— BEGIN —

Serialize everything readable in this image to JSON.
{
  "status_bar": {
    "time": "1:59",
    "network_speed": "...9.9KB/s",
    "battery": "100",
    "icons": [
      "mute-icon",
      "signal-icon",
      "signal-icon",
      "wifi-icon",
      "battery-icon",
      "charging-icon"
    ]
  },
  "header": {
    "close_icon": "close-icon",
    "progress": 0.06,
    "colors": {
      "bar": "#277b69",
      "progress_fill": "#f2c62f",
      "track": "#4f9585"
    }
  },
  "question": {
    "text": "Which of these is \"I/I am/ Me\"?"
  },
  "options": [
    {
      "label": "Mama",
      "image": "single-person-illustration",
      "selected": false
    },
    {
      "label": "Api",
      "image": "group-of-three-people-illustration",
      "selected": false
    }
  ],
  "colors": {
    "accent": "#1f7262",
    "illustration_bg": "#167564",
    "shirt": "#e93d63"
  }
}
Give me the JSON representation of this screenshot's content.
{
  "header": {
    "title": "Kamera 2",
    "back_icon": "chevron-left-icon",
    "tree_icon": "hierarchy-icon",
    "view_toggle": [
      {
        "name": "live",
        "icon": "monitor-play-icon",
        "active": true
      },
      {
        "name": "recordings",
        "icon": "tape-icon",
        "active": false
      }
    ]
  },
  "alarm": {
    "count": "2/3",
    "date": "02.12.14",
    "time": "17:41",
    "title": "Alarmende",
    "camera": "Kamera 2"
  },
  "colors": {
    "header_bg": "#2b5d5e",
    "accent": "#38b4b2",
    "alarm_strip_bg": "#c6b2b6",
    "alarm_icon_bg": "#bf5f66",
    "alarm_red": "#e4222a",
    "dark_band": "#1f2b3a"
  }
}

— END —

◆ **WRITTEN REQUEST**: Keep only the lines from the one containing "Give me the" to the end of the entries, and repeat them exactly.

◆ **RESULT**:
Give me the JSON representation of this screenshot's content.
{
  "header": {
    "title": "Kamera 2",
    "back_icon": "chevron-left-icon",
    "tree_icon": "hierarchy-icon",
    "view_toggle": [
      {
        "name": "live",
        "icon": "monitor-play-icon",
        "active": true
      },
      {
        "name": "recordings",
        "icon": "tape-icon",
        "active": false
      }
    ]
  },
  "alarm": {
    "count": "2/3",
    "date": "02.12.14",
    "time": "17:41",
    "title": "Alarmende",
    "camera": "Kamera 2"
  },
  "colors": {
    "header_bg": "#2b5d5e",
    "accent": "#38b4b2",
    "alarm_strip_bg": "#c6b2b6",
    "alarm_icon_bg": "#bf5f66",
    "alarm_red": "#e4222a",
    "dark_band": "#1f2b3a"
  }
}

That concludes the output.